Qué hacer:
1. Transcribe del prólogo el fragmento que va desde "El caso de Carlos" hasta "reflexionar sobre ello.".
2. Convierte en una lista breve el párrafo del prólogo que empieza con "En este libro nos encontramos entonces", conservando sus datos principales.
3. Enumera todos los versos del poema "Súplica" que cita el prólogo.

Texto fuente:
========================

Los terrenos de la poesía son quizás los más difíciles y desafortunados de la literatura. Pueden aducirse varias razones: La brevedad de tal género, en su acepción moderna, a veces parece ser una señal de vía libre para el desbordamiento sin cuidado de una escritura que pretende ser hermosa y transmisora de emociones profundas, pero que una mirada crítica devela como una simple concatenación de frases y palabras sin sentido del orden y la belleza. Otro desatino común aparece cuando el autor se vale de un lenguaje artificioso, sobre adornado o inextricable sin una base intelectual firme, para ocultar una falta de profundidad en la exposición de ideas y sentimientos conmovedores, que tampoco encuentran las formas convenientes para consolidar eficazmente el objeto último de la estética, lo bello.
El caso de Carlos Alberto, el autor de la presente colección de poemas, resulta notablemente distinto. El lector se encontrará con una poesía diáfana, limpia, bien elaborada, con una serenidad formal que no riñe con la intensidad de la emoción, y, especialmente, de factura sincera, honesta. Sus versos nos transmiten la imagen de un autor lúcido que elabora su obra a partir de los choques tristes o dulces entre el espíritu y el mundo, sin pretensiones, con el único fin de objetivar estados de conciencia y exorcizar los demonios personales derivados del salir mal librado de los asuntos de la vida y reflexionar sobre ello.
En este libro nos encontramos entonces con diversos roles poéticos, como el del amante ardoroso sometido por el objeto de su afecto, el hombre nostálgico por los días perdidos de la infancia, o el del ser frágil al cual la dureza de la vida le ha forjado un entendimiento estoico de la maquinaria de la vida y su funcionamiento. Pero lo más importante, es que en todas sus facetas, Carlos Alberto es conmovedor, logra transmitirnos el estado de ánimo cristalizado en cada poema, que valga decirlo, propenden más por el sentimiento desnudo que por la metáfora: la idea por comunicar se encamina sin arandelas, trabas y falsos adornos al cerebro del lector.
A nuestro juicio, Carlos Alberto resulta más desgarrador en la segunda parte del libro, titulada “Homoerótico”. Aquí nos encontramos con un amante sensible y desaforado que busca deleitarse con el fuego de la carne y la pasión, embriagarse con las delicias de la piel acariciada y desplazar todo frío raciocinio, para dar paso al carnaval del cuerpo erotizado. No importa el tiempo, ni las consecuencias: el momento es ahora, porque después nunca se sabe qué pudiera cambiar o dañarse:
“Qué me importa ayer, mañana:
Víveme hoy que soy de fuego
Tal vez la muerte esté cercana.
Víveme hoy que soy bueno
Quizás cicuta sea al alba”.
(Súplica)

========================

Datos proporcionados:
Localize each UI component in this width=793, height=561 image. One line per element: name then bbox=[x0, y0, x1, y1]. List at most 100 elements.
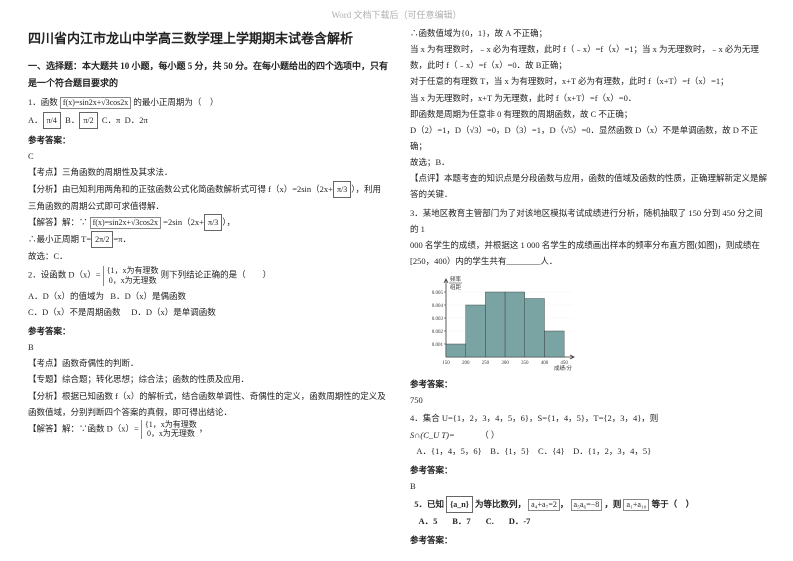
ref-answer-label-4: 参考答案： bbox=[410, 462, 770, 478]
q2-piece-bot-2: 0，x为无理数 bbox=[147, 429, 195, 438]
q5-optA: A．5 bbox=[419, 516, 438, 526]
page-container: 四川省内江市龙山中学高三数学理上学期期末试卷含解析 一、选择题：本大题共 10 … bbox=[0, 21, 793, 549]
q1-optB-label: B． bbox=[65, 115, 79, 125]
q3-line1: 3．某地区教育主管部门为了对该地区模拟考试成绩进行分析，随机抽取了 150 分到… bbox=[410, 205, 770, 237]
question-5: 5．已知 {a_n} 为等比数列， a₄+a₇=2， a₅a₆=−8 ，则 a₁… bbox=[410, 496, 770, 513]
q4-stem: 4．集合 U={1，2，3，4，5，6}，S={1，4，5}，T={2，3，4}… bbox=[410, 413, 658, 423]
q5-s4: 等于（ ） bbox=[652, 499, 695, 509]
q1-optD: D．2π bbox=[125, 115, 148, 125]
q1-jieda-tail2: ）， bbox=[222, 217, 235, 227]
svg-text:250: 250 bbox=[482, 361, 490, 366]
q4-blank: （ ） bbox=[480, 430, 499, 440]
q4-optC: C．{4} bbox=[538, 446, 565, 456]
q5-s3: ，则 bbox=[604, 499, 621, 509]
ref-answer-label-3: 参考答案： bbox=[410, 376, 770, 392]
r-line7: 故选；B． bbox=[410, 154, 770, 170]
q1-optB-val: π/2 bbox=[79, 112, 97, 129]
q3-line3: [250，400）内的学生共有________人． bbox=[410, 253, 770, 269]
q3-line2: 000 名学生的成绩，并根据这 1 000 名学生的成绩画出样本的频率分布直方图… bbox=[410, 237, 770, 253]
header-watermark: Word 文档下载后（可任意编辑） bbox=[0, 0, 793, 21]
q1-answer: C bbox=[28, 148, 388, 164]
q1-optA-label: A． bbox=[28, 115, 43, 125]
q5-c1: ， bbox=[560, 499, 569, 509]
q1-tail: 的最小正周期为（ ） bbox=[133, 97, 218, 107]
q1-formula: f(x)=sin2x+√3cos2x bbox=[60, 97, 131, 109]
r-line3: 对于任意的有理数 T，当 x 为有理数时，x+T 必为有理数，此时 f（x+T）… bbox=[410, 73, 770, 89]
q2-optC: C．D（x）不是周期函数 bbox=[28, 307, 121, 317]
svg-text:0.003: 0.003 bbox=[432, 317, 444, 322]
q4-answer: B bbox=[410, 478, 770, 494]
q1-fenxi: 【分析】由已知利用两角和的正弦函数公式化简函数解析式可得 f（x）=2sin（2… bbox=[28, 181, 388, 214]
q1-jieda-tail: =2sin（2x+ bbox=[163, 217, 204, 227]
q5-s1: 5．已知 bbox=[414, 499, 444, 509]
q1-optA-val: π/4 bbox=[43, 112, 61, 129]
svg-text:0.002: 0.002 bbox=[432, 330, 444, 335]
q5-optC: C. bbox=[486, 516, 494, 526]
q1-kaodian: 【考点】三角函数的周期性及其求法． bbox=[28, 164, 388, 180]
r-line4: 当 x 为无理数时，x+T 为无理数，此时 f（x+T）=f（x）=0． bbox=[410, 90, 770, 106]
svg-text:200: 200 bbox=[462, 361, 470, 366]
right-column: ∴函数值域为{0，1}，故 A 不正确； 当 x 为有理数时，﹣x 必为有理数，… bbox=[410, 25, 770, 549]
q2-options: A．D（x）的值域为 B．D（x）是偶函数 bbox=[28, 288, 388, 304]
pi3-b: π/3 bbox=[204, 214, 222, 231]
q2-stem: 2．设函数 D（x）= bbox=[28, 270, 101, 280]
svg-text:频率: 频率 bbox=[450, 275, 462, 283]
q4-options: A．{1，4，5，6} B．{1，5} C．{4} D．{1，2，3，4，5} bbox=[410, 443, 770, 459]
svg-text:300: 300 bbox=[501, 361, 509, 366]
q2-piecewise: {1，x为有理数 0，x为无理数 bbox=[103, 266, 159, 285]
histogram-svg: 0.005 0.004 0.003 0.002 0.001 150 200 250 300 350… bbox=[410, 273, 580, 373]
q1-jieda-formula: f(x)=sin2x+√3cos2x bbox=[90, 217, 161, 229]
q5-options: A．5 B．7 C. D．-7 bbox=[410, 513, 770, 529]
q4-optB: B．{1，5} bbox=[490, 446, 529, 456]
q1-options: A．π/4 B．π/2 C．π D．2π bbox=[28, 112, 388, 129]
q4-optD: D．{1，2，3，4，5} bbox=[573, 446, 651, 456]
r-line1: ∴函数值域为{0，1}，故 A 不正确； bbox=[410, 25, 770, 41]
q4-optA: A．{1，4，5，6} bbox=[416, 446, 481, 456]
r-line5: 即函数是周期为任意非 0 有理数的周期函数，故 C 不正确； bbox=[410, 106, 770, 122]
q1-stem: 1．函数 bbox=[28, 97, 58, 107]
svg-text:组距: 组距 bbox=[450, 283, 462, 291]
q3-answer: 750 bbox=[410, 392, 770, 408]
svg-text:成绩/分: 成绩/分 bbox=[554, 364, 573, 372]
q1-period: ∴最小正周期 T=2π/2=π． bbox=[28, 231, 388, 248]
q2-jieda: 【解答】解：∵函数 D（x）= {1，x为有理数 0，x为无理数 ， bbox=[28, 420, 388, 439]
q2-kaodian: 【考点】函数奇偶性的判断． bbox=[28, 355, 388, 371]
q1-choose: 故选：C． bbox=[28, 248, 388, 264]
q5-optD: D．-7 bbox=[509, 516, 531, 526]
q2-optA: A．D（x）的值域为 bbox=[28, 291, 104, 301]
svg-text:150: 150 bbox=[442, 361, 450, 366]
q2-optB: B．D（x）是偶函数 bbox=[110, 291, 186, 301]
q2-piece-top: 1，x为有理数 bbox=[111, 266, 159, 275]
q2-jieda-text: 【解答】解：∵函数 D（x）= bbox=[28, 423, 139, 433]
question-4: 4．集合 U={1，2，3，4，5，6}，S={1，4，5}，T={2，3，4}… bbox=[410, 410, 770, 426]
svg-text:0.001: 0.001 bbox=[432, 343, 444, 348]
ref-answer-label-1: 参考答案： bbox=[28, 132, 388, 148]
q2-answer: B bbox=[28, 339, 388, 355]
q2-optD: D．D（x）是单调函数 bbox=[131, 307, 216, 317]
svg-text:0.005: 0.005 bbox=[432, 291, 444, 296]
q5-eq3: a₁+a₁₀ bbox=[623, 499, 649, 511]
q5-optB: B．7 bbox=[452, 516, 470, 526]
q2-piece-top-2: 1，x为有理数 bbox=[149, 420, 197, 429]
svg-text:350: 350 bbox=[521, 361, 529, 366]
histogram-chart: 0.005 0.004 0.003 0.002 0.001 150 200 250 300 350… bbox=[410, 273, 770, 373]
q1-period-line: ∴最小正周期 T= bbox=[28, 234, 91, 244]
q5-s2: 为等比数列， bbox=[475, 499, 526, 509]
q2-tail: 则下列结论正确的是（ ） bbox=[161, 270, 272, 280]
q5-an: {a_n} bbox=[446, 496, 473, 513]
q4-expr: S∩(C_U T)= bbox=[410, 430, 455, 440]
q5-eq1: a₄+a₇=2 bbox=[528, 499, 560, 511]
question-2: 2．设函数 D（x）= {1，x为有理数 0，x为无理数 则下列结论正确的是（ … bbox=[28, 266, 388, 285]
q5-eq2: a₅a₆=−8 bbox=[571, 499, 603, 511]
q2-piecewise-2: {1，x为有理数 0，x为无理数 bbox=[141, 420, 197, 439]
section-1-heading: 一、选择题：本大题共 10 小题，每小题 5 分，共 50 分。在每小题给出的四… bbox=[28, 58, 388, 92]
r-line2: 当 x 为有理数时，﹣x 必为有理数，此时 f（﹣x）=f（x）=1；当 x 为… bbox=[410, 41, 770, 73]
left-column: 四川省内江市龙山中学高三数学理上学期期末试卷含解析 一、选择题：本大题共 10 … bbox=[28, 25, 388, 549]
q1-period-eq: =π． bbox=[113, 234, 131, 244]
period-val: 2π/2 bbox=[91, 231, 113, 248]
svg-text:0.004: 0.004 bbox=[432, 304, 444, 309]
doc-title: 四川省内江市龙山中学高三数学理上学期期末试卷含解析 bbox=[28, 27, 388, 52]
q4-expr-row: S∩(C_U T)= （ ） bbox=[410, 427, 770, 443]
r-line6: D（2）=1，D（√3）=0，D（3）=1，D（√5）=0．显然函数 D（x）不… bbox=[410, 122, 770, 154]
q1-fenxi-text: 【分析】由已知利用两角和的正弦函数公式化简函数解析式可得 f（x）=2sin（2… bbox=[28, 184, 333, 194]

========================

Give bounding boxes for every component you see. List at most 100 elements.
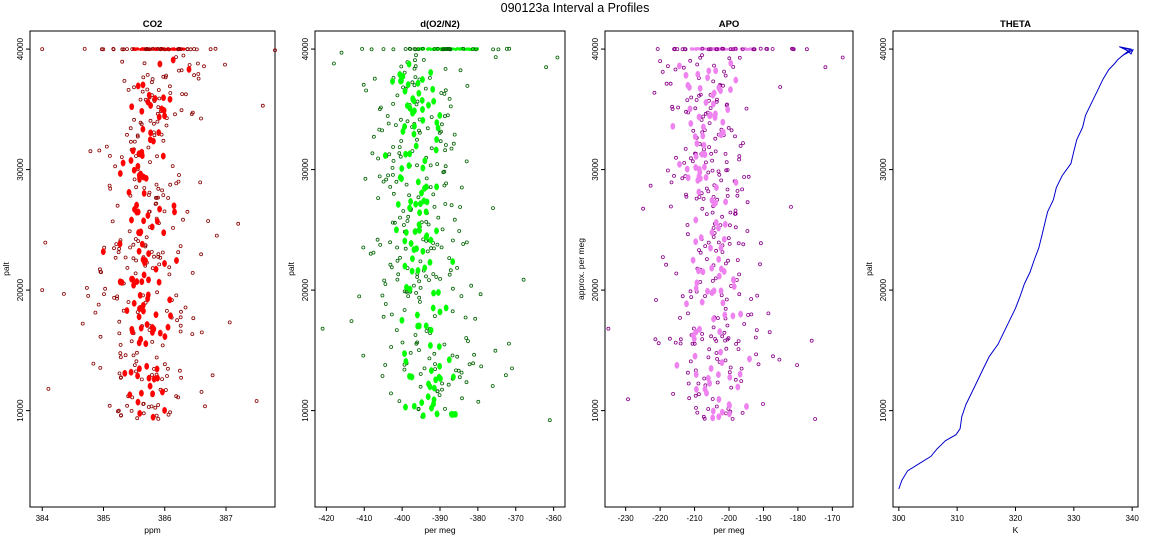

========================

Respuestas a ejercicios:
1.
El caso de Carlos Alberto, el autor de la presente colección de poemas, resulta notablemente distinto. El lector se encontrará con una poesía diáfana, limpia, bien elaborada, con una serenidad formal que no riñe con la intensidad de la emoción, y, especialmente, de factura sincera, honesta. Sus versos nos transmiten la imagen de un autor lúcido que elabora su obra a partir de los choques tristes o dulces entre el espíritu y el mundo, sin pretensiones, con el único fin de objetivar estados de conciencia y exorcizar los demonios personales derivados del salir mal librado de los asuntos de la vida y reflexionar sobre ello.

2.
- El libro presenta diversos roles poéticos: el amante ardoroso sometido por el objeto de su afecto, el hombre nostálgico por los días perdidos de la infancia y el ser frágil al que la dureza de la vida le ha forjado un entendimiento estoico de la maquinaria de la vida.
- En todas sus facetas, Carlos Alberto es conmovedor y transmite el estado de ánimo cristalizado en cada poema.
- Los poemas se inclinan más por el sentimiento desnudo que por la metáfora.
- La idea llega al lector sin arandelas, trabas ni falsos adornos.

3.
- Qué me importa ayer, mañana:
- Víveme hoy que soy de fuego
- Tal vez la muerte esté cercana.
- Víveme hoy que soy bueno
- Quizás cicuta sea al alba